Copy out the listing exactly.

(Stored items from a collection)
------------------------------
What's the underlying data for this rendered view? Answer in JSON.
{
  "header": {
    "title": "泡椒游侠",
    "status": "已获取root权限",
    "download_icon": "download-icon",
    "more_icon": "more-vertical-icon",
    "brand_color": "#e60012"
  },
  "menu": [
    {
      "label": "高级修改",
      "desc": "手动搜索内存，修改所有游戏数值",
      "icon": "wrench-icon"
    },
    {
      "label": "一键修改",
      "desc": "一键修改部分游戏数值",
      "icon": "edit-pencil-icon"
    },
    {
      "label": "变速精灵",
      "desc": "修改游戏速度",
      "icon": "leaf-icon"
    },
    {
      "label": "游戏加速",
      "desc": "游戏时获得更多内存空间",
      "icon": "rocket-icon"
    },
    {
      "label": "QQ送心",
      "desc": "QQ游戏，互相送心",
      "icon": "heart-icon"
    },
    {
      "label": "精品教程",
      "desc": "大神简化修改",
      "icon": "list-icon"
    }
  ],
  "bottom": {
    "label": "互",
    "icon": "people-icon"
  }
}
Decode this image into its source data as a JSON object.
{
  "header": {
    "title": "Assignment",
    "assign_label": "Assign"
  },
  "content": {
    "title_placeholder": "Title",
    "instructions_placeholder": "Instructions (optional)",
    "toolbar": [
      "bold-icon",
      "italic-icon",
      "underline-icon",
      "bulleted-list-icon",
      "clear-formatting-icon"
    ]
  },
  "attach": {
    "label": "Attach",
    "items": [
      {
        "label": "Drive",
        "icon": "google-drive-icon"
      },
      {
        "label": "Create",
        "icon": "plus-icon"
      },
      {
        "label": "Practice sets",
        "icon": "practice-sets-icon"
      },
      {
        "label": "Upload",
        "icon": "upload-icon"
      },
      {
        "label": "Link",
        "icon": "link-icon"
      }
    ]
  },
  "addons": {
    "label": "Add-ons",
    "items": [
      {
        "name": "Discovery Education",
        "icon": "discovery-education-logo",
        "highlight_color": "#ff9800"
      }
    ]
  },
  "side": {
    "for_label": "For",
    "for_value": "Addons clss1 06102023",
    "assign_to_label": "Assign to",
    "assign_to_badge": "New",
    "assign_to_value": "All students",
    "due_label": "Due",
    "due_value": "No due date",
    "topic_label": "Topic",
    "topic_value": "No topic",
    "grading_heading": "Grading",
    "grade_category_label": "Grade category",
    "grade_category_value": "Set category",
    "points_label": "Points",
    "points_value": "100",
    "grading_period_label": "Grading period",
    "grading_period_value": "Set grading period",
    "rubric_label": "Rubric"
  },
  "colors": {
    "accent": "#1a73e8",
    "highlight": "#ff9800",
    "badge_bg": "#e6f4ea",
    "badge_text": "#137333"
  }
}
------------------------------
[THE OUTPUT]:
What's the underlying data for this rendered view? Answer in JSON.
{
  "header": {
    "title": "泡椒游侠",
    "status": "已获取root权限",
    "download_icon": "download-icon",
    "more_icon": "more-vertical-icon",
    "brand_color": "#e60012"
  },
  "menu": [
    {
      "label": "高级修改",
      "desc": "手动搜索内存，修改所有游戏数值",
      "icon": "wrench-icon"
    },
    {
      "label": "一键修改",
      "desc": "一键修改部分游戏数值",
      "icon": "edit-pencil-icon"
    },
    {
      "label": "变速精灵",
      "desc": "修改游戏速度",
      "icon": "leaf-icon"
    },
    {
      "label": "游戏加速",
      "desc": "游戏时获得更多内存空间",
      "icon": "rocket-icon"
    },
    {
      "label": "QQ送心",
      "desc": "QQ游戏，互相送心",
      "icon": "heart-icon"
    },
    {
      "label": "精品教程",
      "desc": "大神简化修改",
      "icon": "list-icon"
    }
  ],
  "bottom": {
    "label": "互",
    "icon": "people-icon"
  }
}
Decode this image into its source data as a JSON object.
{
  "header": {
    "title": "Assignment",
    "assign_label": "Assign"
  },
  "content": {
    "title_placeholder": "Title",
    "instructions_placeholder": "Instructions (optional)",
    "toolbar": [
      "bold-icon",
      "italic-icon",
      "underline-icon",
      "bulleted-list-icon",
      "clear-formatting-icon"
    ]
  },
  "attach": {
    "label": "Attach",
    "items": [
      {
        "label": "Drive",
        "icon": "google-drive-icon"
      },
      {
        "label": "Create",
        "icon": "plus-icon"
      },
      {
        "label": "Practice sets",
        "icon": "practice-sets-icon"
      },
      {
        "label": "Upload",
        "icon": "upload-icon"
      },
      {
        "label": "Link",
        "icon": "link-icon"
      }
    ]
  },
  "addons": {
    "label": "Add-ons",
    "items": [
      {
        "name": "Discovery Education",
        "icon": "discovery-education-logo",
        "highlight_color": "#ff9800"
      }
    ]
  },
  "side": {
    "for_label": "For",
    "for_value": "Addons clss1 06102023",
    "assign_to_label": "Assign to",
    "assign_to_badge": "New",
    "assign_to_value": "All students",
    "due_label": "Due",
    "due_value": "No due date",
    "topic_label": "Topic",
    "topic_value": "No topic",
    "grading_heading": "Grading",
    "grade_category_label": "Grade category",
    "grade_category_value": "Set category",
    "points_label": "Points",
    "points_value": "100",
    "grading_period_label": "Grading period",
    "grading_period_value": "Set grading period",
    "rubric_label": "Rubric"
  },
  "colors": {
    "accent": "#1a73e8",
    "highlight": "#ff9800",
    "badge_bg": "#e6f4ea",
    "badge_text": "#137333"
  }
}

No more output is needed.